> _TEKS BACAAN_
▬▬▬

Beliau pernah mengemban amanah yang
luar biasa, menjaga mushaf yang telah ditulis di zaman Abu Bakr dan Umar.
Karena Hafshah terkenal dengan hafalan qurannya.
Hafshah wafat di bulan Sya’ban tahun
45 H di Madinah, di usia 60 tahun dan jenazahnya dimakamkan di Baqi. Beliau
meriwayatkan sekitar 60 hadis yang terdapat dalam shahih Bukhari & Muslim.
Hafshah merupakan salah satu istri
Rasulullahshallallahu ‘alaihi wa sallam yang paling banyak dicela orang
syiah. Semoga Allah meridhai Hafshah dan membinasakan makar syiah.
5. Zainab bintu Khuzaimah radhiyallahu
‘anha
Ayahnya: Khuzaimah bin Harits bin
Abdullah. Ibunya: Hindun bintu Auf bin Zuhair. Beliau dikenal sebagai ibu yang
memiliki banyak menantu manusia mulia. Diantara menantu beliau: Rasulullah shallallahu
‘alaihi wa sallam, Abu Bakar, Ja’far, Ali bin Abi Thalib, Hamzah bin Abdul
Muthalib, dan Abbas bin Abdul Muthalib.

▬▬▬

(Daftar wilayah dan label)
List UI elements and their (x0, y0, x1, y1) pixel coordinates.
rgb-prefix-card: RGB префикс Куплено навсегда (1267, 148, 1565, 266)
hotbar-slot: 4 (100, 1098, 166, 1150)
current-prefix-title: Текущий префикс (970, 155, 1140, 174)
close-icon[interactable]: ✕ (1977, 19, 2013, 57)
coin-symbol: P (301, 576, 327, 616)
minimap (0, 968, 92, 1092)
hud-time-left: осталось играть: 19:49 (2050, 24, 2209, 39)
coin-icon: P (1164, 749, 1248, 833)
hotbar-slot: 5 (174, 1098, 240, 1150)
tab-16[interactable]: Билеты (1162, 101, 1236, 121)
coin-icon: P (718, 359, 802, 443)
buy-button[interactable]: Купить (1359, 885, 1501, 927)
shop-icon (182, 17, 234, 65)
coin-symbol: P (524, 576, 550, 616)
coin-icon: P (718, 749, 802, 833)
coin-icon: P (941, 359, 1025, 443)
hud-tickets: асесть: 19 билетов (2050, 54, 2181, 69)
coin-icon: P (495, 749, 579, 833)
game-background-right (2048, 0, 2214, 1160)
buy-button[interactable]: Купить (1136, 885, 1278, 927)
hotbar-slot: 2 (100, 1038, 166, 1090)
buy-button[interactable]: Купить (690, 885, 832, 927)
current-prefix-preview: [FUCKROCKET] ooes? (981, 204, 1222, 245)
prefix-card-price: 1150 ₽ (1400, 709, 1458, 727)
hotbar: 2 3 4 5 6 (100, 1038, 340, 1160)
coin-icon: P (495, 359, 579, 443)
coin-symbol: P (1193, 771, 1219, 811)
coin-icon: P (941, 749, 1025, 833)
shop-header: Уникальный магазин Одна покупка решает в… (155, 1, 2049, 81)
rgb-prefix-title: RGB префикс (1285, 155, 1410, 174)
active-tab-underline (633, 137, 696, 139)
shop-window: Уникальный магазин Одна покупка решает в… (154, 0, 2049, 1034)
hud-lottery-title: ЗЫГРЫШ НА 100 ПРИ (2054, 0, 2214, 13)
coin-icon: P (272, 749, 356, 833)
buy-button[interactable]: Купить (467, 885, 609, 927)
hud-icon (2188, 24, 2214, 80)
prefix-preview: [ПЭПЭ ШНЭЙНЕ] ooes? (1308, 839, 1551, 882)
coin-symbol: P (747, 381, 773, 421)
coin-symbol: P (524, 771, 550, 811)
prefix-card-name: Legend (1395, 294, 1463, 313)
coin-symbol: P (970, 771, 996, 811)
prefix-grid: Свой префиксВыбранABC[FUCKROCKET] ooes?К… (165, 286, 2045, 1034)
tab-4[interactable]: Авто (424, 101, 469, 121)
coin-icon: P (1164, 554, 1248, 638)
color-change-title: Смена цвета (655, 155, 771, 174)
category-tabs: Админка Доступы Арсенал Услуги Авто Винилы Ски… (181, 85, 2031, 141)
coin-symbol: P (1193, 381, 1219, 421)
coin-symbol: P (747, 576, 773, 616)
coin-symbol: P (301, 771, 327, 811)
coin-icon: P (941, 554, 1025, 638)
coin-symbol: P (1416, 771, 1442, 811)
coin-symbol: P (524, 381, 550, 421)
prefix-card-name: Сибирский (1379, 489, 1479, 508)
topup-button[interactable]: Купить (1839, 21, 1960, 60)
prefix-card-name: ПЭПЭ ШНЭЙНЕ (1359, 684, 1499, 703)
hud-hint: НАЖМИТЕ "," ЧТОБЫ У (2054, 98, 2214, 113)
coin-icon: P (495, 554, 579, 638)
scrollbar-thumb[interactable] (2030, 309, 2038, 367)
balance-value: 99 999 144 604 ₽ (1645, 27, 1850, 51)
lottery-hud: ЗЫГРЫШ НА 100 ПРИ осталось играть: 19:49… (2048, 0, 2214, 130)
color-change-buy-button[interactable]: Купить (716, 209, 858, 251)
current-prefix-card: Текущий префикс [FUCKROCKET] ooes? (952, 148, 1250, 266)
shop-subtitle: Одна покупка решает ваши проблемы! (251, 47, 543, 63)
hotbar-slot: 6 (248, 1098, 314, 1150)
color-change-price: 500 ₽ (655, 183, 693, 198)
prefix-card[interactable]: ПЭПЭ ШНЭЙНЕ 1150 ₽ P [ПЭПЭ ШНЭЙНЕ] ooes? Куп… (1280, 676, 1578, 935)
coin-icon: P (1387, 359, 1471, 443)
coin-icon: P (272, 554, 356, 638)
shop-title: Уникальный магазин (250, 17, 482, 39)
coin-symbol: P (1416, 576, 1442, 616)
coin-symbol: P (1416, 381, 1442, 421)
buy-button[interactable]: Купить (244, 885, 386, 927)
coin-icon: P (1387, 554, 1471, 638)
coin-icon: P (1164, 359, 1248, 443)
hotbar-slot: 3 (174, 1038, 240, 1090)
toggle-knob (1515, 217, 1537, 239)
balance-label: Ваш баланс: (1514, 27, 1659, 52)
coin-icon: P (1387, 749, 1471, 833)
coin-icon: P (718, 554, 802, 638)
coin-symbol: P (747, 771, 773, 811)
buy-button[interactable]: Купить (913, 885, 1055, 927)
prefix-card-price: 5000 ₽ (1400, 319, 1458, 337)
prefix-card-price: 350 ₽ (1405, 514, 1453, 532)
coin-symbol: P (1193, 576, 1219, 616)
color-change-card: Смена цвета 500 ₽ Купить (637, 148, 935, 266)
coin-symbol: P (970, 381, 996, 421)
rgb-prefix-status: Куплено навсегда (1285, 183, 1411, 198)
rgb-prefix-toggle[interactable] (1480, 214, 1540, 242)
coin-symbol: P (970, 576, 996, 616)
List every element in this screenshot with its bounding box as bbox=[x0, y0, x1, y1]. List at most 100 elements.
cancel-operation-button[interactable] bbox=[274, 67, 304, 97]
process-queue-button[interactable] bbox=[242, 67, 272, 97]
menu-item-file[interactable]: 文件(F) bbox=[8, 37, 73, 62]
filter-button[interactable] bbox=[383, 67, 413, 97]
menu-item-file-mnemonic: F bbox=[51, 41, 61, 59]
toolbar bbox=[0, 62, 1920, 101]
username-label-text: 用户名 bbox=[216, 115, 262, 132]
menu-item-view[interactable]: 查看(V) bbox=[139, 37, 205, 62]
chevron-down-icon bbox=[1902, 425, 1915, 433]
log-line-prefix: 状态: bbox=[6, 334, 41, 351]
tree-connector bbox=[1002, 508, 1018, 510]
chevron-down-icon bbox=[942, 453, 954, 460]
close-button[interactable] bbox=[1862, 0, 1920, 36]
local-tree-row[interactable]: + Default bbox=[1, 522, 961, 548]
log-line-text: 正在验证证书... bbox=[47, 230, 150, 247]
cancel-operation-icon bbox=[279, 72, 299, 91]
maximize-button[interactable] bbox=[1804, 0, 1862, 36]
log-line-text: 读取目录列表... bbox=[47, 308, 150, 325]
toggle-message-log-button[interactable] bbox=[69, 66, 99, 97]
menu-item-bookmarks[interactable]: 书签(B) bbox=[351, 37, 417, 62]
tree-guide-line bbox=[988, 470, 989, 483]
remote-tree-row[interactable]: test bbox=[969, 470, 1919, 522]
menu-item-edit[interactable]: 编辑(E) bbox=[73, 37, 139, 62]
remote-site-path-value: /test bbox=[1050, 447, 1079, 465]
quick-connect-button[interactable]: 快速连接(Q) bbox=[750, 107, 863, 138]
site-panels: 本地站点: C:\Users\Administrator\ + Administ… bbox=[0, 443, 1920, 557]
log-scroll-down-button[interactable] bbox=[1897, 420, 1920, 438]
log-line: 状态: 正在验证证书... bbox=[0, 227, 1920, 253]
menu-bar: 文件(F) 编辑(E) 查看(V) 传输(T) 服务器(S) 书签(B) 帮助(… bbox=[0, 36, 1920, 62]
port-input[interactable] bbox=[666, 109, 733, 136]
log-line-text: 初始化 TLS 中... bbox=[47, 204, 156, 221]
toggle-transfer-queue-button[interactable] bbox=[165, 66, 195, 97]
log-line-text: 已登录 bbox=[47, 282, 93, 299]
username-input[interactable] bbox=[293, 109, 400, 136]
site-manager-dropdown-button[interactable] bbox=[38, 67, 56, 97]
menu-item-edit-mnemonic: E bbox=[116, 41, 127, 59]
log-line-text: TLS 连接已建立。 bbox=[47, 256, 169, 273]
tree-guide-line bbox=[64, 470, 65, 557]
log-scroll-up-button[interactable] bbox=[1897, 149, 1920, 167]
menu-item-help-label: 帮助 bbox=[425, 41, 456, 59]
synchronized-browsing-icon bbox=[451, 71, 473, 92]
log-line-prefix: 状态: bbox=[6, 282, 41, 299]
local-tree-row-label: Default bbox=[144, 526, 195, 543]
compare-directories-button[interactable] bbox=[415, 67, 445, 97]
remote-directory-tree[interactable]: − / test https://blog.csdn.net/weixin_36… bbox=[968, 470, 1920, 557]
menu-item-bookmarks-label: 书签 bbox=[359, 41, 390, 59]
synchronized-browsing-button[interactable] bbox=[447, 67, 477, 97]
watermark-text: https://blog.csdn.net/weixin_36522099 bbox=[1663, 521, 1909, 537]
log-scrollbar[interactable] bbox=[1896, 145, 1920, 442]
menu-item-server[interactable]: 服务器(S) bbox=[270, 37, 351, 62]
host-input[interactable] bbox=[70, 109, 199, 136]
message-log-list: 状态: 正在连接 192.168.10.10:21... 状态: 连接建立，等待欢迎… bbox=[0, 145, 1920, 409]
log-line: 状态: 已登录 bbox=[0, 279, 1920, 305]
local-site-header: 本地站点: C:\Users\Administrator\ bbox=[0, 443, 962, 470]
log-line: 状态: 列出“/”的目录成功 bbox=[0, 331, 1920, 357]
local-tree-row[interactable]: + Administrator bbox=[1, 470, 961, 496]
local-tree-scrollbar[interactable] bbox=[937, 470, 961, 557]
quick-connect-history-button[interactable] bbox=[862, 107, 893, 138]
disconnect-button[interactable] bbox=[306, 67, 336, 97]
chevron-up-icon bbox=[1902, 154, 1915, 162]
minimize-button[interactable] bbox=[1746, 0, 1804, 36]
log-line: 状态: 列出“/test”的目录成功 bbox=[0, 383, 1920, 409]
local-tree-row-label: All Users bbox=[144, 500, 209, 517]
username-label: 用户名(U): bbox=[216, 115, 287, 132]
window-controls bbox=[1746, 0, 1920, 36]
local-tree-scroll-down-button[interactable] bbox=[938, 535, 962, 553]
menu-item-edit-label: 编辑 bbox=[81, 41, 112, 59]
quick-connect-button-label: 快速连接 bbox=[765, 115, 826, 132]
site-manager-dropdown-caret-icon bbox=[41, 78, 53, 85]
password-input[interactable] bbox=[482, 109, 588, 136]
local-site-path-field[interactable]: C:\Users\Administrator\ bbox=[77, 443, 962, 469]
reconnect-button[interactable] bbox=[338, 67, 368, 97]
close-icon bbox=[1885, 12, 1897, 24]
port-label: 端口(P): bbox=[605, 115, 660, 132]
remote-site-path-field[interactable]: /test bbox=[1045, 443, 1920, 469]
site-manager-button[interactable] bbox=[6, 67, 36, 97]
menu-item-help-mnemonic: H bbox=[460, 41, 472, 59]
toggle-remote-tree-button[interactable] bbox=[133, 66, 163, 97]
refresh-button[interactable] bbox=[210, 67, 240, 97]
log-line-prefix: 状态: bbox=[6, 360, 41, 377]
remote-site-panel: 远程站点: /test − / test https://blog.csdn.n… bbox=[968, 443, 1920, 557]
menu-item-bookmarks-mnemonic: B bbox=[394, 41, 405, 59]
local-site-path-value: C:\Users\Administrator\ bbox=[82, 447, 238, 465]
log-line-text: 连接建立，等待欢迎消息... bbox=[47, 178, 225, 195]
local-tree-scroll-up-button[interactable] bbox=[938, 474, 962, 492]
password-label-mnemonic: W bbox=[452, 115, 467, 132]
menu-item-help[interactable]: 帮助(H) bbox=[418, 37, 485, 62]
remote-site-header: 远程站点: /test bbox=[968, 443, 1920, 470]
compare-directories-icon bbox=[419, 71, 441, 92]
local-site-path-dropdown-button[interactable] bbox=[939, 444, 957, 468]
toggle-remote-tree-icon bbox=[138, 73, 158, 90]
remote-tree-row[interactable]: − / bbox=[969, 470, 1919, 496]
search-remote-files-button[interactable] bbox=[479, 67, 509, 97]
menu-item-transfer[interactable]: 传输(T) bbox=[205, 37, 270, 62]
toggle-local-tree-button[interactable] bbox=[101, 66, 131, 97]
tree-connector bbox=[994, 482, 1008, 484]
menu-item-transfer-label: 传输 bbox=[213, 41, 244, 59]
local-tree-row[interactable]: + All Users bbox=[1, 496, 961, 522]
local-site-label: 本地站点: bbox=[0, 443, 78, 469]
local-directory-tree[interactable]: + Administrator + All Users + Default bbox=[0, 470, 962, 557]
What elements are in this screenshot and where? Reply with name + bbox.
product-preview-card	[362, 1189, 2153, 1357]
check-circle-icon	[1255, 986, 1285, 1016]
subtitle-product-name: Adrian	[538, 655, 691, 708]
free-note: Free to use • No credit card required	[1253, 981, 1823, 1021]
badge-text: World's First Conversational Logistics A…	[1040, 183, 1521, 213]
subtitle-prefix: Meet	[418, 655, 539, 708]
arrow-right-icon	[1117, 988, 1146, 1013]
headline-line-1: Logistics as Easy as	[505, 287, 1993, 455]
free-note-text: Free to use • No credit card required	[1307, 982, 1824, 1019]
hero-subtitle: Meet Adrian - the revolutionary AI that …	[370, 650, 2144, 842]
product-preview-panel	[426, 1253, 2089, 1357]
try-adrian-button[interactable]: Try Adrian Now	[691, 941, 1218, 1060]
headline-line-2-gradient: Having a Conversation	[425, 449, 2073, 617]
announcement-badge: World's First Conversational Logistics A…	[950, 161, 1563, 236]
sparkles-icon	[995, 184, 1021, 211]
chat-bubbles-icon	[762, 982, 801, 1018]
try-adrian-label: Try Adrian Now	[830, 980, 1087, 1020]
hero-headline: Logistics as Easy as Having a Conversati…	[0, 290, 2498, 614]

▬▬▬

> _TUGAS_
**1)** Di mana jenazah Hafshah dimakamkan menurut teks bacaan tentang istri-istri Rasulullah?
**2)** Lanjutkan teks bacaan tentang istri-istri Rasulullah itu mulai dari kalimat terakhirnya.

> _JAWABAN PER TUGAS_
**1)** Di Baqi.

**2)**
Beliau bergelar Ummul Masakin, karena
sangat belas kasih dengan orang miskin dan banyak bergaul dengan mereka.
Sebelumnya, beliau bersuami Abdullah bin Jahsy radhiyallahu ‘anhu.
Kemudian Abdullah meninggal di perang Uhud. Di tahun 4 H, Rasulullah shallallahu
‘alaihi wa sallam menikahinya. Namun usia pernikahan beliau tidak lama.
Setelah tiga bulan berlangsung, Zainab menuju rahmat Allah, di bulan rabiul
akhir, tahun 4 H. Rasulullah shallallahu ‘alaihi wa sallam menshalati
jenazahnya dan beliau dimakamkan di Baqi.
6. Ummu Salamah, Hindun bintu
Abi Umayyahradhiyallahu ‘anha
Ayahnya: Abu Umayyah, Hudzaifah bin
Mughirah. Seorang pemuka Quraisy. Ibunya: Atikah bintu Amir bin Rabi’ah.
Ummu Salamah, sebelumnya menjadi
istri Abu Salamah radhiyallahu ‘anhuma. Bersama Abu Salamah beliau
memiliki beberapa anak. Pada tahun 4 H, kesedihan melanda keluarganya. Abu
Salamah, sang suami tercinta meninggal dunia. Namun dia tidak hanyut dalam
kesedihannya. Dia teringata pesan Nabi agar membaca satu doa ketika tertimpa
musibah,
إِنَّا لِلَّهِ وَإِنَّا إِلَيْهِ
رَاجِعُونَ ، اللَّهُمَّ أْجُرْنِي فِي مُصِيبَتِي ، وَأَخْلِفْ لِي خَيْرًا
مِنْهَا
Inna lillahi wa inna ilaihi rajiun, ya Allah, berikanlah pahala atas musibah yang menimpaku
dan gantikanlah aku dengan yang lebih baik.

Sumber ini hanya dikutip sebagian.